Given problem >>
Would you transcribe the listing that follows, character for character, and omit its images?

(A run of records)
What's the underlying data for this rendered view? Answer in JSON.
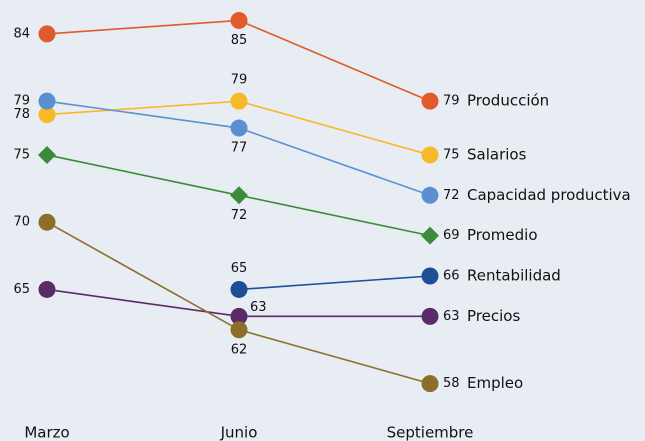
{
  "chart_data": {
    "type": "slope",
    "categories": [
      "Marzo",
      "Junio",
      "Septiembre"
    ],
    "ylim": [
      56,
      86
    ],
    "series": [
      {
        "name": "Producción",
        "color": "#e05a2b",
        "marker": "circle",
        "values": [
          84,
          85,
          79
        ]
      },
      {
        "name": "Salarios",
        "color": "#f7b928",
        "marker": "circle",
        "values": [
          78,
          79,
          75
        ]
      },
      {
        "name": "Capacidad productiva",
        "color": "#5b8fd0",
        "marker": "circle",
        "values": [
          79,
          77,
          72
        ]
      },
      {
        "name": "Promedio",
        "color": "#3c8a3c",
        "marker": "diamond",
        "values": [
          75,
          72,
          69
        ]
      },
      {
        "name": "Rentabilidad",
        "color": "#1d4e96",
        "marker": "circle",
        "values": [
          null,
          65,
          66
        ]
      },
      {
        "name": "Precios",
        "color": "#5b2a68",
        "marker": "circle",
        "values": [
          65,
          63,
          63
        ]
      },
      {
        "name": "Empleo",
        "color": "#8a6e2a",
        "marker": "circle",
        "values": [
          70,
          62,
          58
        ]
      }
    ]
  }
}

Written response >>
What's the underlying data for this rendered view? Answer in JSON.
{
  "chart_data": {
    "type": "slope",
    "categories": [
      "Marzo",
      "Junio",
      "Septiembre"
    ],
    "ylim": [
      56,
      86
    ],
    "series": [
      {
        "name": "Producción",
        "color": "#e05a2b",
        "marker": "circle",
        "values": [
          84,
          85,
          79
        ]
      },
      {
        "name": "Salarios",
        "color": "#f7b928",
        "marker": "circle",
        "values": [
          78,
          79,
          75
        ]
      },
      {
        "name": "Capacidad productiva",
        "color": "#5b8fd0",
        "marker": "circle",
        "values": [
          79,
          77,
          72
        ]
      },
      {
        "name": "Promedio",
        "color": "#3c8a3c",
        "marker": "diamond",
        "values": [
          75,
          72,
          69
        ]
      },
      {
        "name": "Rentabilidad",
        "color": "#1d4e96",
        "marker": "circle",
        "values": [
          null,
          65,
          66
        ]
      },
      {
        "name": "Precios",
        "color": "#5b2a68",
        "marker": "circle",
        "values": [
          65,
          63,
          63
        ]
      },
      {
        "name": "Empleo",
        "color": "#8a6e2a",
        "marker": "circle",
        "values": [
          70,
          62,
          58
        ]
      }
    ]
  }
}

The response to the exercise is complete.